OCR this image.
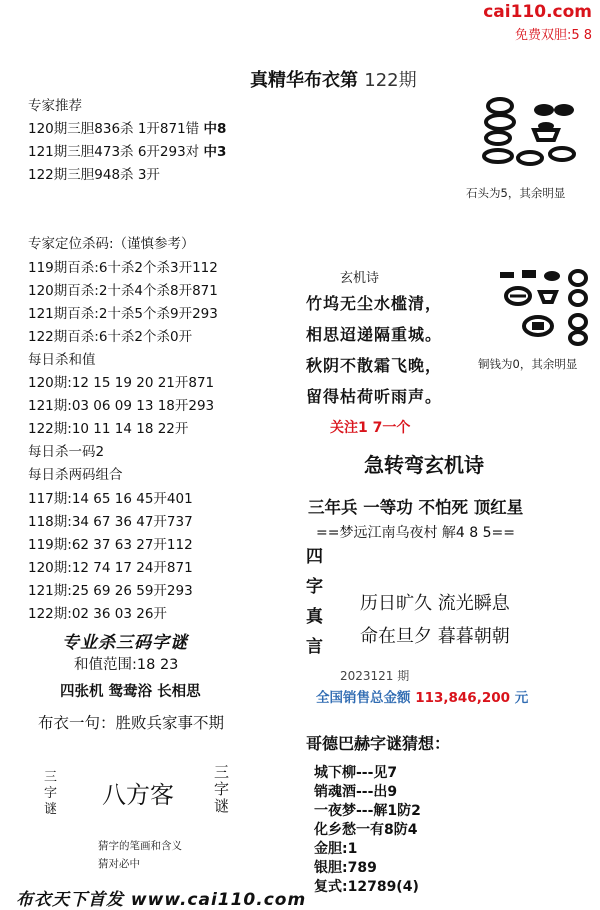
cai110.com
免费双胆:5 8
真精华布衣第 122期
专家推荐
120期三胆836杀 1开871错 中8
121期三胆473杀 6开293对 中3
122期三胆948杀 3开
石头为5，其余明显
专家定位杀码:（谨慎参考）
119期百杀:6十杀2个杀3开112
120期百杀:2十杀4个杀8开871
121期百杀:2十杀5个杀9开293
122期百杀:6十杀2个杀0开
每日杀和值
120期:12 15 19 20 21开871
121期:03 06 09 13 18开293
122期:10 11 14 18 22开
每日杀一码2
每日杀两码组合
117期:14 65 16 45开401
118期:34 67 36 47开737
119期:62 37 63 27开112
120期:12 74 17 24开871
121期:25 69 26 59开293
122期:02 36 03 26开
专业杀三码字谜
和值范围:18 23
四张机 鸳鸯浴 长相思
布衣一句：胜败兵家事不期
三
字
谜
八方客
三
字
谜
猜字的笔画和含义
猜对必中
铜钱为0，其余明显
玄机诗
竹坞无尘水槛清，
相思迢递隔重城。
秋阴不散霜飞晚，
留得枯荷听雨声。
关注1 7一个
急转弯玄机诗
三年兵 一等功 不怕死 顶红星
==梦远江南乌夜村 解4 8 5==
四
字
真
言
历日旷久 流光瞬息
命在旦夕 暮暮朝朝
2023121 期
全国销售总金额 113,846,200 元
哥德巴赫字谜猜想：
城下柳---见7
销魂酒---出9
一夜梦---解1防2
化乡愁一有8防4
金胆:1
银胆:789
复式:12789(4)
布衣天下首发 www.cai110.com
+-------+
Verbatim reproduction of every record is required; images are left out.

OCR this image.
cai110.com
免费双胆:5 8
真精华布衣第 122期
专家推荐
120期三胆836杀 1开871错 中8
121期三胆473杀 6开293对 中3
122期三胆948杀 3开
石头为5，其余明显
专家定位杀码:（谨慎参考）
119期百杀:6十杀2个杀3开112
120期百杀:2十杀4个杀8开871
121期百杀:2十杀5个杀9开293
122期百杀:6十杀2个杀0开
每日杀和值
120期:12 15 19 20 21开871
121期:03 06 09 13 18开293
122期:10 11 14 18 22开
每日杀一码2
每日杀两码组合
117期:14 65 16 45开401
118期:34 67 36 47开737
119期:62 37 63 27开112
120期:12 74 17 24开871
121期:25 69 26 59开293
122期:02 36 03 26开
专业杀三码字谜
和值范围:18 23
四张机 鸳鸯浴 长相思
布衣一句：胜败兵家事不期
三
字
谜
八方客
三
字
谜
猜字的笔画和含义
猜对必中
铜钱为0，其余明显
玄机诗
竹坞无尘水槛清，
相思迢递隔重城。
秋阴不散霜飞晚，
留得枯荷听雨声。
关注1 7一个
急转弯玄机诗
三年兵 一等功 不怕死 顶红星
==梦远江南乌夜村 解4 8 5==
四
字
真
言
历日旷久 流光瞬息
命在旦夕 暮暮朝朝
2023121 期
全国销售总金额 113,846,200 元
哥德巴赫字谜猜想：
城下柳---见7
销魂酒---出9
一夜梦---解1防2
化乡愁一有8防4
金胆:1
银胆:789
复式:12789(4)
布衣天下首发 www.cai110.com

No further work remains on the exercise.